(Instructions for the task) Every line containing the word "曲解文意" needs to be found and copied.

(Dataset rows)
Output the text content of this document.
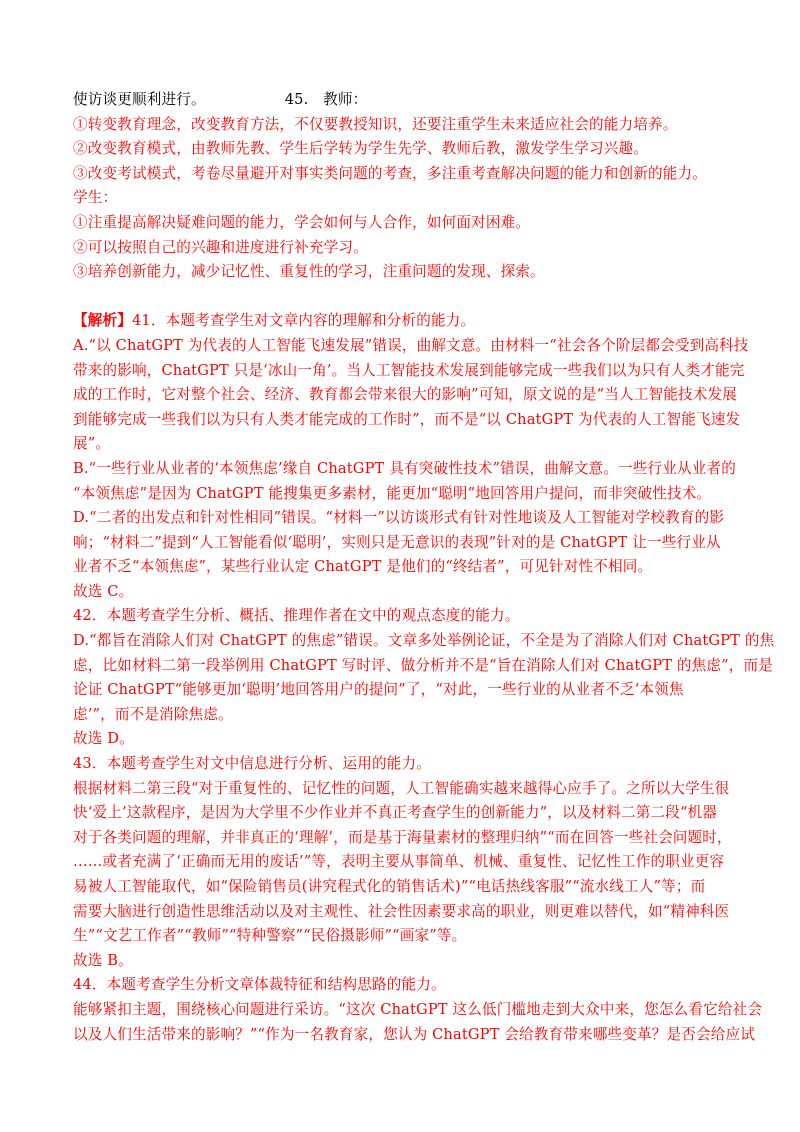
使访谈更顺利进行。	45.　教师：
①转变教育理念，改变教育方法，不仅要教授知识，还要注重学生未来适应社会的能力培养。
②改变教育模式，由教师先教、学生后学转为学生先学、教师后教，激发学生学习兴趣。
③改变考试模式，考卷尽量避开对事实类问题的考查，多注重考查解决问题的能力和创新的能力。
学生：
①注重提高解决疑难问题的能力，学会如何与人合作，如何面对困难。
②可以按照自己的兴趣和进度进行补充学习。
③培养创新能力，减少记忆性、重复性的学习，注重问题的发现、探索。
【解析】41．本题考查学生对文章内容的理解和分析的能力。
A.“以 ChatGPT 为代表的人工智能飞速发展”错误，曲解文意。由材料一“社会各个阶层都会受到高科技
带来的影响，ChatGPT 只是‘冰山一角’。当人工智能技术发展到能够完成一些我们以为只有人类才能完
成的工作时，它对整个社会、经济、教育都会带来很大的影响”可知，原文说的是“当人工智能技术发展
到能够完成一些我们以为只有人类才能完成的工作时”，而不是“以 ChatGPT 为代表的人工智能飞速发
展”。
B.“一些行业从业者的‘本领焦虑’缘自 ChatGPT 具有突破性技术”错误，曲解文意。一些行业从业者的
“本领焦虑”是因为 ChatGPT 能搜集更多素材，能更加“聪明”地回答用户提问，而非突破性技术。
D.“二者的出发点和针对性相同”错误。“材料一”以访谈形式有针对性地谈及人工智能对学校教育的影
响；“材料二”提到“人工智能看似‘聪明’，实则只是无意识的表现”针对的是 ChatGPT 让一些行业从
业者不乏“本领焦虑”，某些行业认定 ChatGPT 是他们的“终结者”，可见针对性不相同。
故选 C。
42．本题考查学生分析、概括、推理作者在文中的观点态度的能力。
D.“都旨在消除人们对 ChatGPT 的焦虑”错误。文章多处举例论证，不全是为了消除人们对 ChatGPT 的焦
虑，比如材料二第一段举例用 ChatGPT 写时评、做分析并不是“旨在消除人们对 ChatGPT 的焦虑”，而是
论证 ChatGPT“能够更加‘聪明’地回答用户的提问”了，“对此，一些行业的从业者不乏‘本领焦
虑’”，而不是消除焦虑。
故选 D。
43．本题考查学生对文中信息进行分析、运用的能力。
根据材料二第三段“对于重复性的、记忆性的问题，人工智能确实越来越得心应手了。之所以大学生很
快‘爱上’这款程序，是因为大学里不少作业并不真正考查学生的创新能力”，以及材料二第二段“机器
对于各类问题的理解，并非真正的‘理解’，而是基于海量素材的整理归纳”“而在回答一些社会问题时，
……或者充满了‘正确而无用的废话’”等，表明主要从事简单、机械、重复性、记忆性工作的职业更容
易被人工智能取代，如“保险销售员(讲究程式化的销售话术)”“电话热线客服”“流水线工人”等；而
需要大脑进行创造性思维活动以及对主观性、社会性因素要求高的职业，则更难以替代，如“精神科医
生”“文艺工作者”“教师”“特种警察”“民俗摄影师”“画家”等。
故选 B。
44．本题考查学生分析文章体裁特征和结构思路的能力。
能够紧扣主题，围绕核心问题进行采访。“这次 ChatGPT 这么低门槛地走到大众中来，您怎么看它给社会
以及人们生活带来的影响？”“作为一名教育家，您认为 ChatGPT 会给教育带来哪些变革？是否会给应试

(Exercise response)
A.“以 ChatGPT 为代表的人工智能飞速发展”错误，曲解文意。由材料一“社会各个阶层都会受到高科技
B.“一些行业从业者的‘本领焦虑’缘自 ChatGPT 具有突破性技术”错误，曲解文意。一些行业从业者的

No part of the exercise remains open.